- WHAT IS BEING ASKED -
Scan the data that follows and count the lines with the string "Duration"; answer with the count alone.

- RECORDS -
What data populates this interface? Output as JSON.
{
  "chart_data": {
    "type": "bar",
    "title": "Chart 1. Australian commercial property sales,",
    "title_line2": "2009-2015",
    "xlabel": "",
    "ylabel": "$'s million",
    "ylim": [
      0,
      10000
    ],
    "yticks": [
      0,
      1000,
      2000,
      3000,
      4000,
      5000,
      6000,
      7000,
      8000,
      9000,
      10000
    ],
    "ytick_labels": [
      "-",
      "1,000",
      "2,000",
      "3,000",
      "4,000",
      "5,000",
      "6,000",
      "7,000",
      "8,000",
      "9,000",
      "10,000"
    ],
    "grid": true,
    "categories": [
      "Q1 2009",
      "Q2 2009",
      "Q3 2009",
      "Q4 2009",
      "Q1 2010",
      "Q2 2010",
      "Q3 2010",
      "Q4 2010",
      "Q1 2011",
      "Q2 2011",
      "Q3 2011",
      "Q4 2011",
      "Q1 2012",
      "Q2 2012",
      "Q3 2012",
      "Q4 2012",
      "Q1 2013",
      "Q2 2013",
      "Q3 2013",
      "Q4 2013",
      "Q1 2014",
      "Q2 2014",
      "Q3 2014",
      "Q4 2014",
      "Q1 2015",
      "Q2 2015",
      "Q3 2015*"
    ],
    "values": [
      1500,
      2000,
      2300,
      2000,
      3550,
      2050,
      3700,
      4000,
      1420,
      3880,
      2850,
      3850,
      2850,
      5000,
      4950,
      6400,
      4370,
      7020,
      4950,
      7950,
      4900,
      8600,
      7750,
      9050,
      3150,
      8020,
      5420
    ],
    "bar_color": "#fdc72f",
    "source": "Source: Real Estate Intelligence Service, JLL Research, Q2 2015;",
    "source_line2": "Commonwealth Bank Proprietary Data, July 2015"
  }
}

* * *

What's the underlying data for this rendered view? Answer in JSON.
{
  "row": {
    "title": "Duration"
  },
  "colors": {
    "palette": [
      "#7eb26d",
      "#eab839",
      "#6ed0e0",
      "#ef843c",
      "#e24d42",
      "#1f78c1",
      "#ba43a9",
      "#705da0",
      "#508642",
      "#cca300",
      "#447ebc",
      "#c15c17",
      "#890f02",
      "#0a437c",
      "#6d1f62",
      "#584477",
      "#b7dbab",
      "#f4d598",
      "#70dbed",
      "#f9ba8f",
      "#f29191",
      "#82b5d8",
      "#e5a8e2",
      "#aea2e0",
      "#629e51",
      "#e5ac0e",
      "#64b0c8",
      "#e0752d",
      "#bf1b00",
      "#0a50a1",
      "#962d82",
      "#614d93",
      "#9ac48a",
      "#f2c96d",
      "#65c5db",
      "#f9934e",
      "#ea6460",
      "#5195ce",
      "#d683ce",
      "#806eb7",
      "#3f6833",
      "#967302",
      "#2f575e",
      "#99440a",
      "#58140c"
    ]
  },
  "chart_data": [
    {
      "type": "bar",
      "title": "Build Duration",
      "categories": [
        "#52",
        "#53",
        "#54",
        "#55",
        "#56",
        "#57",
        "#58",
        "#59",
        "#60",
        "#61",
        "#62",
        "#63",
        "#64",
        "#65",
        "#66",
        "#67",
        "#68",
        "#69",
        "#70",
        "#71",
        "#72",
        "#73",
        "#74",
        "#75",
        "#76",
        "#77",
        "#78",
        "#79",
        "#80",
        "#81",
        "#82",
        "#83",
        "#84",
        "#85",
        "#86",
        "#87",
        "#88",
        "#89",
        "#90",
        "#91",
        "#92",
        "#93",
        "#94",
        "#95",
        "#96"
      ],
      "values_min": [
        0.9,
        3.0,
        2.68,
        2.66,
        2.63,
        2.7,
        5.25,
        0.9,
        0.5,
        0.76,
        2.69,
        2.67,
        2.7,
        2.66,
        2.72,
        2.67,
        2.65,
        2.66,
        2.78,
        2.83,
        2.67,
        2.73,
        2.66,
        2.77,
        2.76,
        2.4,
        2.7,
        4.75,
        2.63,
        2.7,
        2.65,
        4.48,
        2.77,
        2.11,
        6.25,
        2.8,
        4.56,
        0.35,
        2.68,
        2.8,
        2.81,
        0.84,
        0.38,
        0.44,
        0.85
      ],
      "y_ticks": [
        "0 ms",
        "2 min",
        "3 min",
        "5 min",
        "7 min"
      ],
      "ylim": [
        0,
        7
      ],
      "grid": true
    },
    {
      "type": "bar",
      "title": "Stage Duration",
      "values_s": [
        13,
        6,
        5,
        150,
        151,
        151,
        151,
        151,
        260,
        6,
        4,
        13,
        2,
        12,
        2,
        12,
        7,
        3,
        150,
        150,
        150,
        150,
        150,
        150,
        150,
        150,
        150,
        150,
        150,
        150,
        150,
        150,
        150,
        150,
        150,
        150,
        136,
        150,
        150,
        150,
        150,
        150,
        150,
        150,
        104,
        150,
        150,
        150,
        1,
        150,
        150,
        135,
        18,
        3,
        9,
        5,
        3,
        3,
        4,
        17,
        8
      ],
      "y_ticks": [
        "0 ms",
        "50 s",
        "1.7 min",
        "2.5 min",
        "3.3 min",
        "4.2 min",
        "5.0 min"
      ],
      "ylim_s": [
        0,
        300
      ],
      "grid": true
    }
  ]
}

- ANSWER TO THE EXERCISE -
3